» **EXERCISE PROMPT**
The listing below must be repeated word for word, with its images excluded.

» **SUPPLIED DATA**
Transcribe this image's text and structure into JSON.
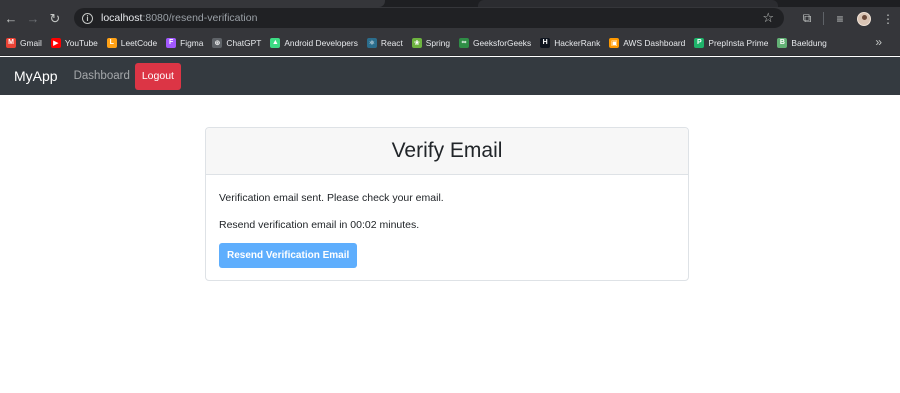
{
  "browser": {
    "url_host": "localhost",
    "url_rest": ":8080/resend-verification",
    "bookmarks": [
      {
        "label": "Gmail",
        "icon": "gmail-icon",
        "color": "#ea4335",
        "glyph": "M"
      },
      {
        "label": "YouTube",
        "icon": "youtube-icon",
        "color": "#ff0000",
        "glyph": "▶"
      },
      {
        "label": "LeetCode",
        "icon": "leetcode-icon",
        "color": "#ffa116",
        "glyph": "L"
      },
      {
        "label": "Figma",
        "icon": "figma-icon",
        "color": "#a259ff",
        "glyph": "F"
      },
      {
        "label": "ChatGPT",
        "icon": "chatgpt-icon",
        "color": "#5f6368",
        "glyph": "⊛"
      },
      {
        "label": "Android Developers",
        "icon": "android-icon",
        "color": "#3ddc84",
        "glyph": "▲"
      },
      {
        "label": "React",
        "icon": "react-icon",
        "color": "#2b6d8c",
        "glyph": "⚛"
      },
      {
        "label": "Spring",
        "icon": "spring-icon",
        "color": "#6db33f",
        "glyph": "❀"
      },
      {
        "label": "GeeksforGeeks",
        "icon": "geeksforgeeks-icon",
        "color": "#2f8d46",
        "glyph": "∞"
      },
      {
        "label": "HackerRank",
        "icon": "hackerrank-icon",
        "color": "#0e141e",
        "glyph": "H"
      },
      {
        "label": "AWS Dashboard",
        "icon": "aws-icon",
        "color": "#ff9900",
        "glyph": "▣"
      },
      {
        "label": "PrepInsta Prime",
        "icon": "prepinsta-icon",
        "color": "#1fb36a",
        "glyph": "P"
      },
      {
        "label": "Baeldung",
        "icon": "baeldung-icon",
        "color": "#63b175",
        "glyph": "B"
      }
    ]
  },
  "navbar": {
    "brand": "MyApp",
    "dashboard_label": "Dashboard",
    "logout_label": "Logout"
  },
  "card": {
    "title": "Verify Email",
    "message_sent": "Verification email sent. Please check your email.",
    "message_timer": "Resend verification email in 00:02 minutes.",
    "resend_label": "Resend Verification Email"
  },
  "colors": {
    "navbar_bg": "#343a40",
    "logout_bg": "#dc3545",
    "resend_bg": "#5eaefd"
  }
}
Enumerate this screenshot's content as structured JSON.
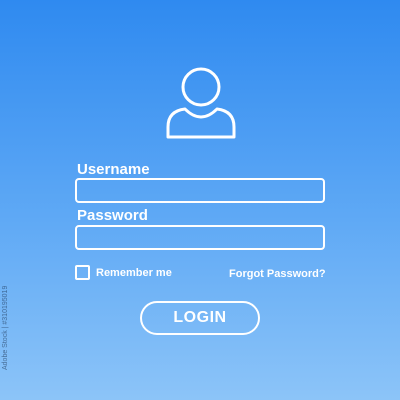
{
  "avatar": {
    "icon": "user-icon"
  },
  "username": {
    "label": "Username",
    "value": "",
    "placeholder": ""
  },
  "password": {
    "label": "Password",
    "value": "",
    "placeholder": ""
  },
  "remember": {
    "label": "Remember me",
    "checked": false
  },
  "forgot": {
    "label": "Forgot Password?"
  },
  "login": {
    "label": "LOGIN"
  },
  "watermark": {
    "text": "Adobe Stock | #310195019"
  },
  "colors": {
    "background_top": "#2f8af0",
    "background_bottom": "#8cc4f8",
    "foreground": "#ffffff"
  }
}
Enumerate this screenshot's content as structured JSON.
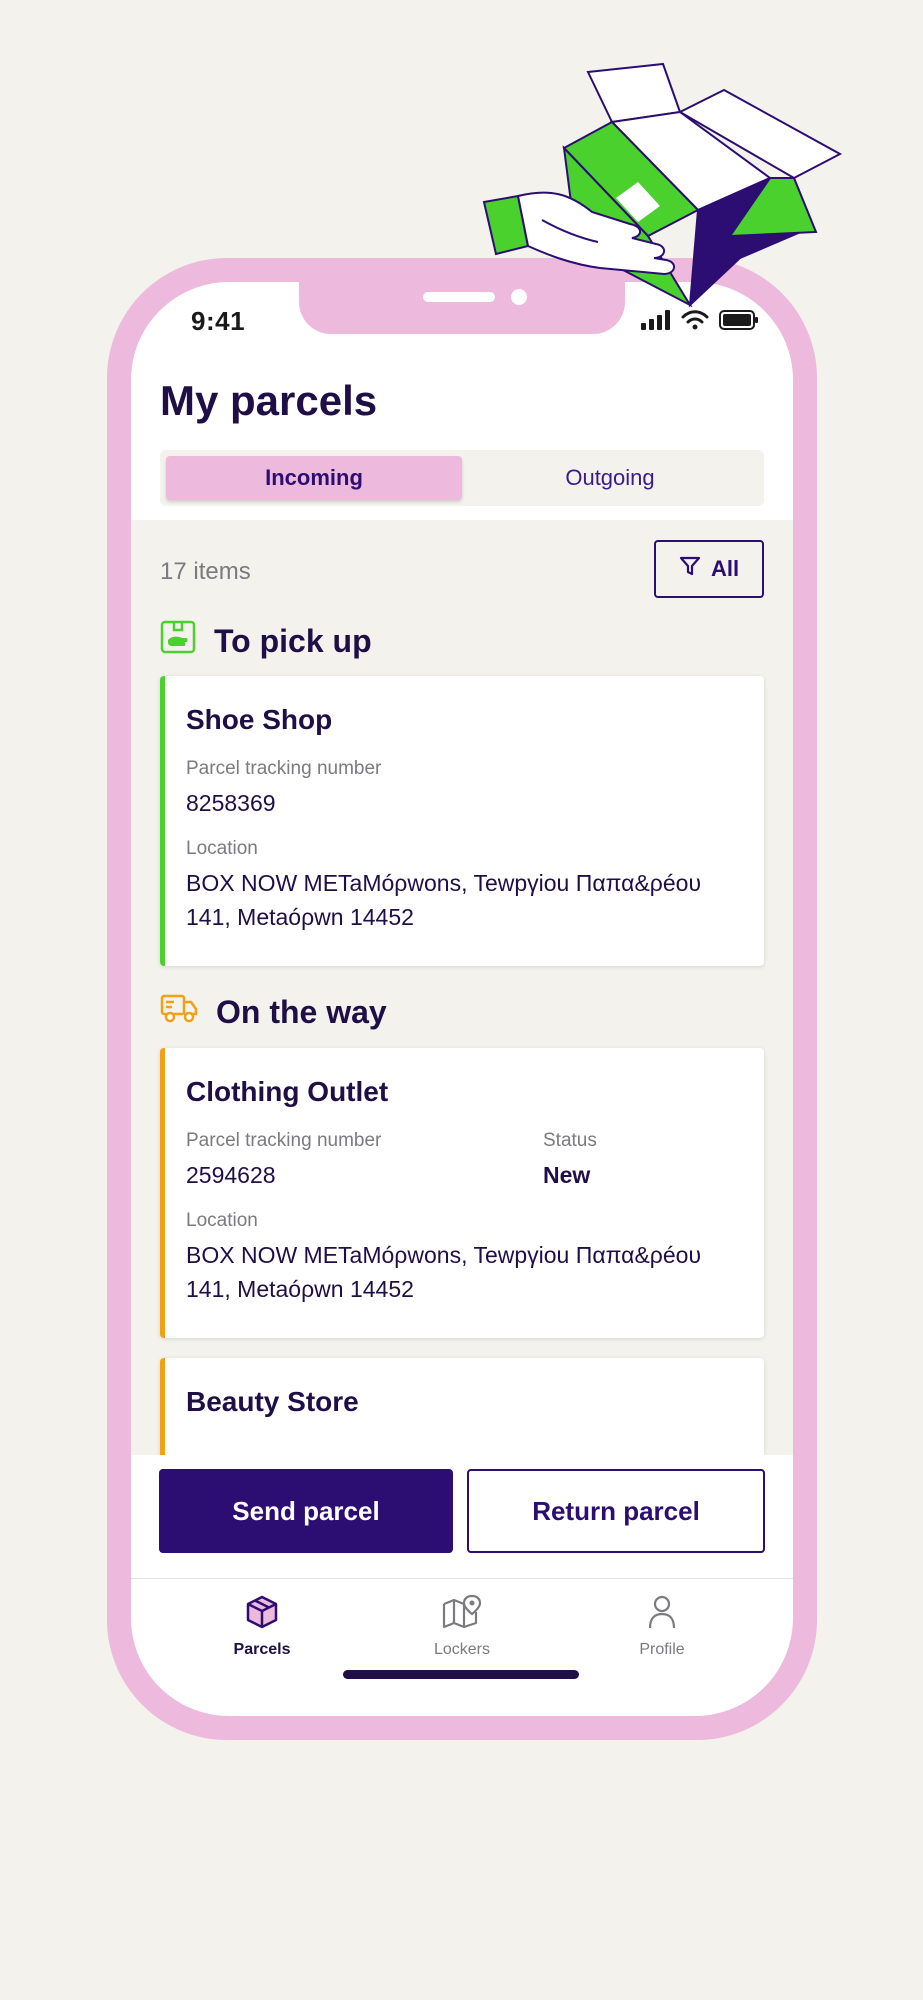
{
  "status_bar": {
    "time": "9:41"
  },
  "header": {
    "title": "My parcels",
    "tabs": [
      {
        "label": "Incoming",
        "active": true
      },
      {
        "label": "Outgoing",
        "active": false
      }
    ]
  },
  "list": {
    "count": "17 items",
    "filter_label": "All"
  },
  "sections": [
    {
      "title": "To pick up",
      "icon": "pickup-box-icon",
      "accent": "#4AD12E",
      "cards": [
        {
          "title": "Shoe Shop",
          "tracking_label": "Parcel tracking number",
          "tracking_number": "8258369",
          "location_label": "Location",
          "location": "BOX NOW METaMóρwons, Tewpγiou Παπα&ρéου 141, Metaóρwn 14452"
        }
      ]
    },
    {
      "title": "On the way",
      "icon": "delivery-truck-icon",
      "accent": "#F2A016",
      "cards": [
        {
          "title": "Clothing Outlet",
          "tracking_label": "Parcel tracking number",
          "tracking_number": "2594628",
          "status_label": "Status",
          "status": "New",
          "location_label": "Location",
          "location": "BOX NOW METaMóρwons, Tewpγiou Παπα&ρéου 141, Metaóρwn 14452"
        },
        {
          "title": "Beauty Store"
        }
      ]
    }
  ],
  "actions": {
    "send_label": "Send parcel",
    "return_label": "Return parcel"
  },
  "tabbar": {
    "items": [
      {
        "label": "Parcels",
        "icon": "parcel-box-icon",
        "active": true
      },
      {
        "label": "Lockers",
        "icon": "map-pin-icon",
        "active": false
      },
      {
        "label": "Profile",
        "icon": "person-icon",
        "active": false
      }
    ]
  },
  "colors": {
    "brand_dark": "#2C0D72",
    "brand_pink": "#EDBADE",
    "brand_green": "#4AD12E",
    "accent_orange": "#F2A016",
    "background": "#F3F2EC"
  }
}
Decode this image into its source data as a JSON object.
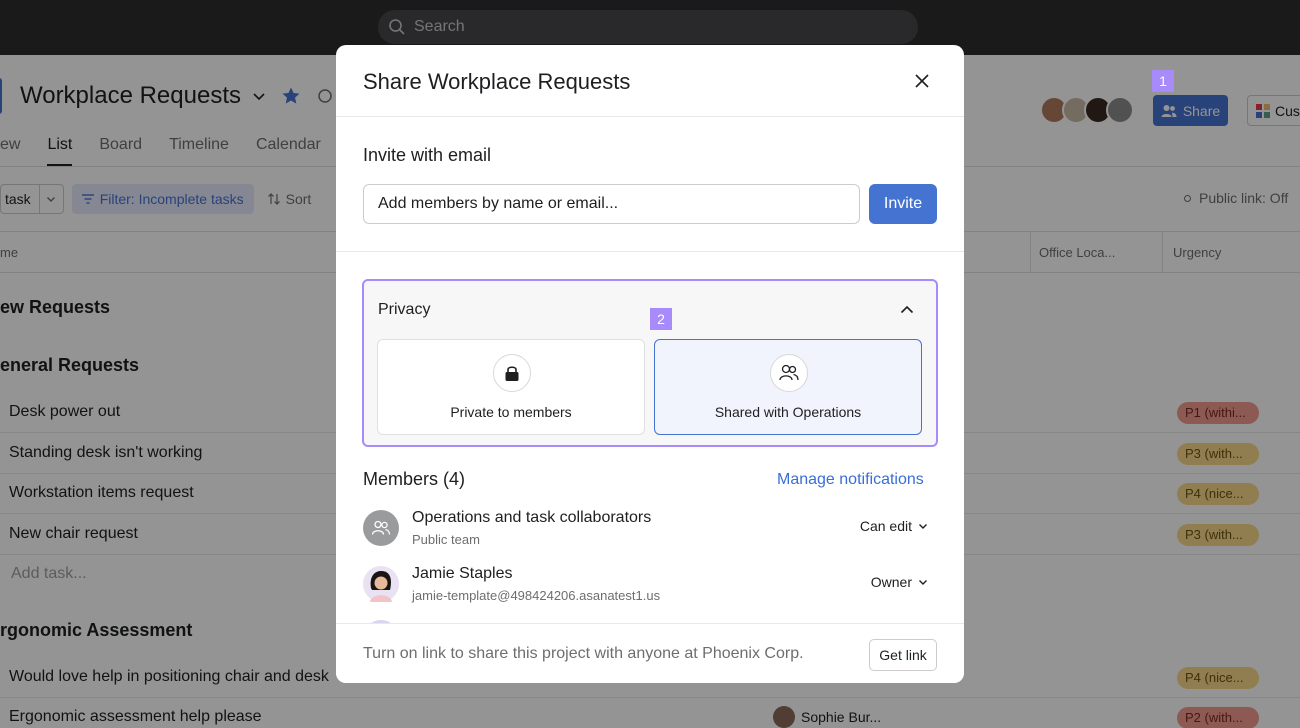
{
  "topbar": {
    "search_placeholder": "Search"
  },
  "project": {
    "title": "Workplace Requests",
    "tabs": [
      "ew",
      "List",
      "Board",
      "Timeline",
      "Calendar"
    ],
    "active_tab": "List"
  },
  "toolbar": {
    "add_task": "task",
    "filter": "Filter: Incomplete tasks",
    "sort": "Sort",
    "public_link": "Public link: Off"
  },
  "columns": {
    "name": "me",
    "office": "Office Loca...",
    "urgency": "Urgency"
  },
  "sections": {
    "new": "ew Requests",
    "general": "eneral Requests",
    "ergonomic": "rgonomic Assessment"
  },
  "tasks": [
    {
      "name": "Desk power out",
      "urgency": "P1 (withi..."
    },
    {
      "name": "Standing desk isn't working",
      "urgency": "P3 (with..."
    },
    {
      "name": "Workstation items request",
      "urgency": "P4 (nice..."
    },
    {
      "name": "New chair request",
      "urgency": "P3 (with..."
    }
  ],
  "add_task_text": "Add task...",
  "ergo_tasks": [
    {
      "name": "Would love help in positioning chair and desk",
      "urgency": "P4 (nice..."
    },
    {
      "name": "Ergonomic assessment help please",
      "urgency": "P2 (with...",
      "assignee": "Sophie Bur..."
    }
  ],
  "header_actions": {
    "share": "Share",
    "customize": "Cus"
  },
  "markers": {
    "m1": "1",
    "m2": "2"
  },
  "modal": {
    "title": "Share Workplace Requests",
    "invite_label": "Invite with email",
    "invite_placeholder": "Add members by name or email...",
    "invite_button": "Invite",
    "privacy": {
      "title": "Privacy",
      "private_label": "Private to members",
      "shared_label": "Shared with Operations",
      "selected": "shared"
    },
    "members_title": "Members (4)",
    "manage_notifications": "Manage notifications",
    "members": [
      {
        "name": "Operations and task collaborators",
        "sub": "Public team",
        "role": "Can edit"
      },
      {
        "name": "Jamie Staples",
        "sub": "jamie-template@498424206.asanatest1.us",
        "role": "Owner"
      }
    ],
    "footer_text": "Turn on link to share this project with anyone at Phoenix Corp.",
    "get_link": "Get link"
  },
  "colors": {
    "accent": "#4573d2",
    "highlight": "#a78bfa"
  }
}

» **WRITTEN ANSWER**
Transcribe this image's text and structure into JSON.
{
  "browser": {
    "url_host": "localhost",
    "url_rest": ":8080/resend-verification",
    "bookmarks": [
      {
        "label": "Gmail",
        "icon": "gmail-icon",
        "color": "#ea4335",
        "glyph": "M"
      },
      {
        "label": "YouTube",
        "icon": "youtube-icon",
        "color": "#ff0000",
        "glyph": "▶"
      },
      {
        "label": "LeetCode",
        "icon": "leetcode-icon",
        "color": "#ffa116",
        "glyph": "L"
      },
      {
        "label": "Figma",
        "icon": "figma-icon",
        "color": "#a259ff",
        "glyph": "F"
      },
      {
        "label": "ChatGPT",
        "icon": "chatgpt-icon",
        "color": "#5f6368",
        "glyph": "⊛"
      },
      {
        "label": "Android Developers",
        "icon": "android-icon",
        "color": "#3ddc84",
        "glyph": "▲"
      },
      {
        "label": "React",
        "icon": "react-icon",
        "color": "#2b6d8c",
        "glyph": "⚛"
      },
      {
        "label": "Spring",
        "icon": "spring-icon",
        "color": "#6db33f",
        "glyph": "❀"
      },
      {
        "label": "GeeksforGeeks",
        "icon": "geeksforgeeks-icon",
        "color": "#2f8d46",
        "glyph": "∞"
      },
      {
        "label": "HackerRank",
        "icon": "hackerrank-icon",
        "color": "#0e141e",
        "glyph": "H"
      },
      {
        "label": "AWS Dashboard",
        "icon": "aws-icon",
        "color": "#ff9900",
        "glyph": "▣"
      },
      {
        "label": "PrepInsta Prime",
        "icon": "prepinsta-icon",
        "color": "#1fb36a",
        "glyph": "P"
      },
      {
        "label": "Baeldung",
        "icon": "baeldung-icon",
        "color": "#63b175",
        "glyph": "B"
      }
    ]
  },
  "navbar": {
    "brand": "MyApp",
    "dashboard_label": "Dashboard",
    "logout_label": "Logout"
  },
  "card": {
    "title": "Verify Email",
    "message_sent": "Verification email sent. Please check your email.",
    "message_timer": "Resend verification email in 00:02 minutes.",
    "resend_label": "Resend Verification Email"
  },
  "colors": {
    "navbar_bg": "#343a40",
    "logout_bg": "#dc3545",
    "resend_bg": "#5eaefd"
  }
}
Enumerate this screenshot's content as structured JSON.
{
  "avatar": {
    "icon": "user-icon"
  },
  "username": {
    "label": "Username",
    "value": "",
    "placeholder": ""
  },
  "password": {
    "label": "Password",
    "value": "",
    "placeholder": ""
  },
  "remember": {
    "label": "Remember me",
    "checked": false
  },
  "forgot": {
    "label": "Forgot Password?"
  },
  "login": {
    "label": "LOGIN"
  },
  "watermark": {
    "text": "Adobe Stock | #310195019"
  },
  "colors": {
    "background_top": "#2f8af0",
    "background_bottom": "#8cc4f8",
    "foreground": "#ffffff"
  }
}
Enumerate this screenshot's content as structured JSON.
{
  "status_bar": {
    "time": "9:41"
  },
  "header": {
    "title": "My parcels",
    "tabs": [
      {
        "label": "Incoming",
        "active": true
      },
      {
        "label": "Outgoing",
        "active": false
      }
    ]
  },
  "list": {
    "count": "17 items",
    "filter_label": "All"
  },
  "sections": [
    {
      "title": "To pick up",
      "icon": "pickup-box-icon",
      "accent": "#4AD12E",
      "cards": [
        {
          "title": "Shoe Shop",
          "tracking_label": "Parcel tracking number",
          "tracking_number": "8258369",
          "location_label": "Location",
          "location": "BOX NOW METaMóρwons, Tewpγiou Παπα&ρéου 141, Metaóρwn 14452"
        }
      ]
    },
    {
      "title": "On the way",
      "icon": "delivery-truck-icon",
      "accent": "#F2A016",
      "cards": [
        {
          "title": "Clothing Outlet",
          "tracking_label": "Parcel tracking number",
          "tracking_number": "2594628",
          "status_label": "Status",
          "status": "New",
          "location_label": "Location",
          "location": "BOX NOW METaMóρwons, Tewpγiou Παπα&ρéου 141, Metaóρwn 14452"
        },
        {
          "title": "Beauty Store"
        }
      ]
    }
  ],
  "actions": {
    "send_label": "Send parcel",
    "return_label": "Return parcel"
  },
  "tabbar": {
    "items": [
      {
        "label": "Parcels",
        "icon": "parcel-box-icon",
        "active": true
      },
      {
        "label": "Lockers",
        "icon": "map-pin-icon",
        "active": false
      },
      {
        "label": "Profile",
        "icon": "person-icon",
        "active": false
      }
    ]
  },
  "colors": {
    "brand_dark": "#2C0D72",
    "brand_pink": "#EDBADE",
    "brand_green": "#4AD12E",
    "accent_orange": "#F2A016",
    "background": "#F3F2EC"
  }
}
Decode this image into its source data as a JSON object.
{
  "topbar": {
    "search_placeholder": "Search"
  },
  "project": {
    "title": "Workplace Requests",
    "tabs": [
      "ew",
      "List",
      "Board",
      "Timeline",
      "Calendar"
    ],
    "active_tab": "List"
  },
  "toolbar": {
    "add_task": "task",
    "filter": "Filter: Incomplete tasks",
    "sort": "Sort",
    "public_link": "Public link: Off"
  },
  "columns": {
    "name": "me",
    "office": "Office Loca...",
    "urgency": "Urgency"
  },
  "sections": {
    "new": "ew Requests",
    "general": "eneral Requests",
    "ergonomic": "rgonomic Assessment"
  },
  "tasks": [
    {
      "name": "Desk power out",
      "urgency": "P1 (withi..."
    },
    {
      "name": "Standing desk isn't working",
      "urgency": "P3 (with..."
    },
    {
      "name": "Workstation items request",
      "urgency": "P4 (nice..."
    },
    {
      "name": "New chair request",
      "urgency": "P3 (with..."
    }
  ],
  "add_task_text": "Add task...",
  "ergo_tasks": [
    {
      "name": "Would love help in positioning chair and desk",
      "urgency": "P4 (nice..."
    },
    {
      "name": "Ergonomic assessment help please",
      "urgency": "P2 (with...",
      "assignee": "Sophie Bur..."
    }
  ],
  "header_actions": {
    "share": "Share",
    "customize": "Cus"
  },
  "markers": {
    "m1": "1",
    "m2": "2"
  },
  "modal": {
    "title": "Share Workplace Requests",
    "invite_label": "Invite with email",
    "invite_placeholder": "Add members by name or email...",
    "invite_button": "Invite",
    "privacy": {
      "title": "Privacy",
      "private_label": "Private to members",
      "shared_label": "Shared with Operations",
      "selected": "shared"
    },
    "members_title": "Members (4)",
    "manage_notifications": "Manage notifications",
    "members": [
      {
        "name": "Operations and task collaborators",
        "sub": "Public team",
        "role": "Can edit"
      },
      {
        "name": "Jamie Staples",
        "sub": "jamie-template@498424206.asanatest1.us",
        "role": "Owner"
      }
    ],
    "footer_text": "Turn on link to share this project with anyone at Phoenix Corp.",
    "get_link": "Get link"
  },
  "colors": {
    "accent": "#4573d2",
    "highlight": "#a78bfa"
  }
}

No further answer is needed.